__Goal of the exercise__: Output every entry exactly as written, skipping any pictures.

***** Exercise input

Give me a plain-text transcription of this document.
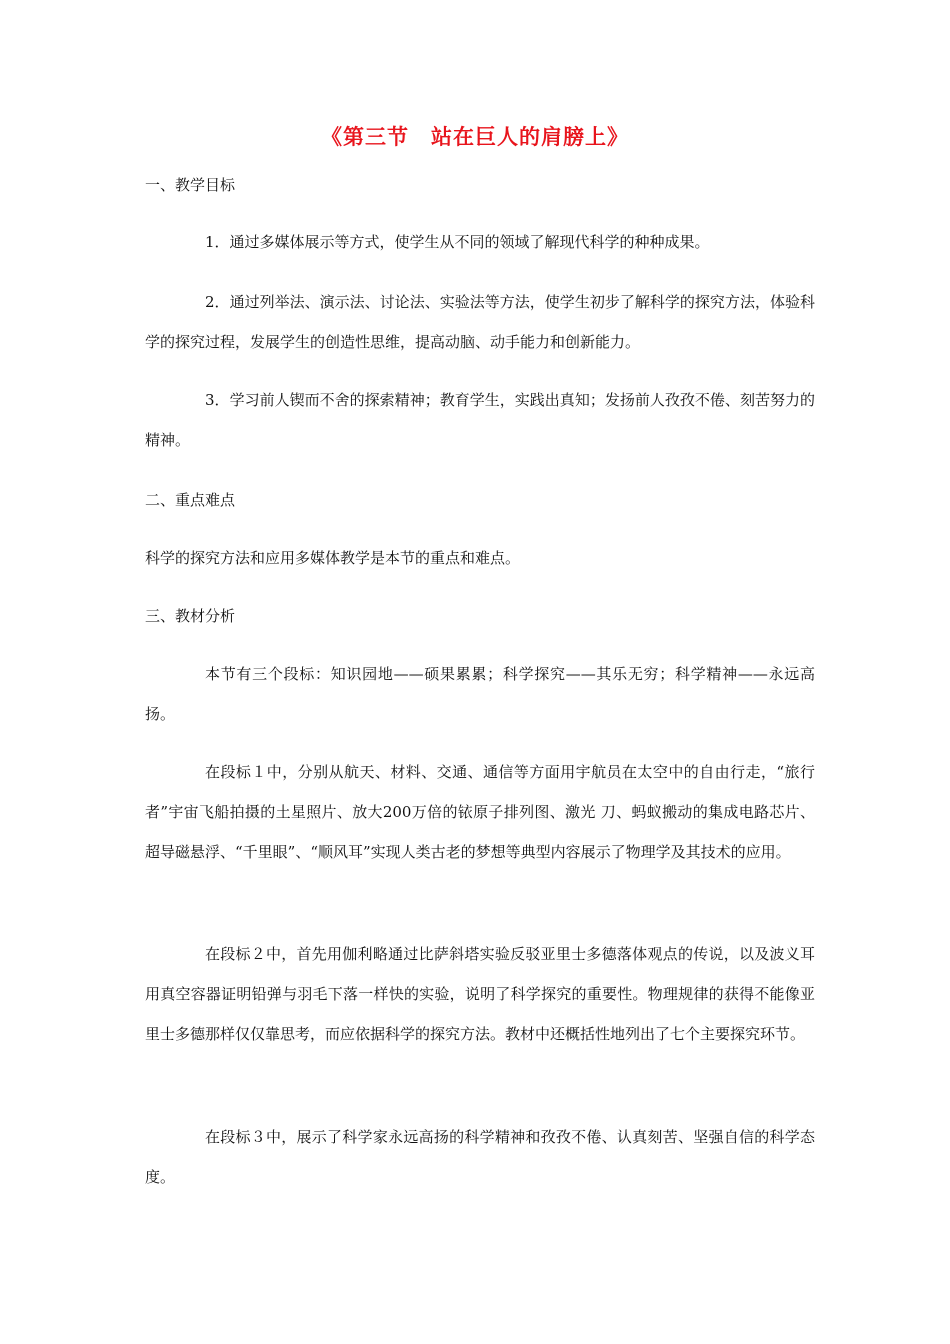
《第三节　站在巨人的肩膀上》
一、教学目标
1．通过多媒体展示等方式，使学生从不同的领域了解现代科学的种种成果。
2．通过列举法、演示法、讨论法、实验法等方法，使学生初步了解科学的探究方法，体验科学的探究过程，发展学生的创造性思维，提高动脑、动手能力和创新能力。
3．学习前人锲而不舍的探索精神；教育学生，实践出真知；发扬前人孜孜不倦、刻苦努力的精神。
二、重点难点
科学的探究方法和应用多媒体教学是本节的重点和难点。
三、教材分析
本节有三个段标：知识园地——硕果累累；科学探究——其乐无穷；科学精神——永远高扬。
在段标１中，分别从航天、材料、交通、通信等方面用宇航员在太空中的自由行走，“旅行者”宇宙飞船拍摄的土星照片、放大200万倍的铱原子排列图、激光 刀、蚂蚁搬动的集成电路芯片、超导磁悬浮、“千里眼”、“顺风耳”实现人类古老的梦想等典型内容展示了物理学及其技术的应用。
在段标２中，首先用伽利略通过比萨斜塔实验反驳亚里士多德落体观点的传说，以及波义耳用真空容器证明铅弹与羽毛下落一样快的实验，说明了科学探究的重要性。物理规律的获得不能像亚里士多德那样仅仅靠思考，而应依据科学的探究方法。教材中还概括性地列出了七个主要探究环节。
在段标３中，展示了科学家永远高扬的科学精神和孜孜不倦、认真刻苦、坚强自信的科学态度。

**********

__The completed task__:
Give me a plain-text transcription of this document.
《第三节　站在巨人的肩膀上》
一、教学目标
1．通过多媒体展示等方式，使学生从不同的领域了解现代科学的种种成果。
2．通过列举法、演示法、讨论法、实验法等方法，使学生初步了解科学的探究方法，体验科学的探究过程，发展学生的创造性思维，提高动脑、动手能力和创新能力。
3．学习前人锲而不舍的探索精神；教育学生，实践出真知；发扬前人孜孜不倦、刻苦努力的精神。
二、重点难点
科学的探究方法和应用多媒体教学是本节的重点和难点。
三、教材分析
本节有三个段标：知识园地——硕果累累；科学探究——其乐无穷；科学精神——永远高扬。
在段标１中，分别从航天、材料、交通、通信等方面用宇航员在太空中的自由行走，“旅行者”宇宙飞船拍摄的土星照片、放大200万倍的铱原子排列图、激光 刀、蚂蚁搬动的集成电路芯片、超导磁悬浮、“千里眼”、“顺风耳”实现人类古老的梦想等典型内容展示了物理学及其技术的应用。
在段标２中，首先用伽利略通过比萨斜塔实验反驳亚里士多德落体观点的传说，以及波义耳用真空容器证明铅弹与羽毛下落一样快的实验，说明了科学探究的重要性。物理规律的获得不能像亚里士多德那样仅仅靠思考，而应依据科学的探究方法。教材中还概括性地列出了七个主要探究环节。
在段标３中，展示了科学家永远高扬的科学精神和孜孜不倦、认真刻苦、坚强自信的科学态度。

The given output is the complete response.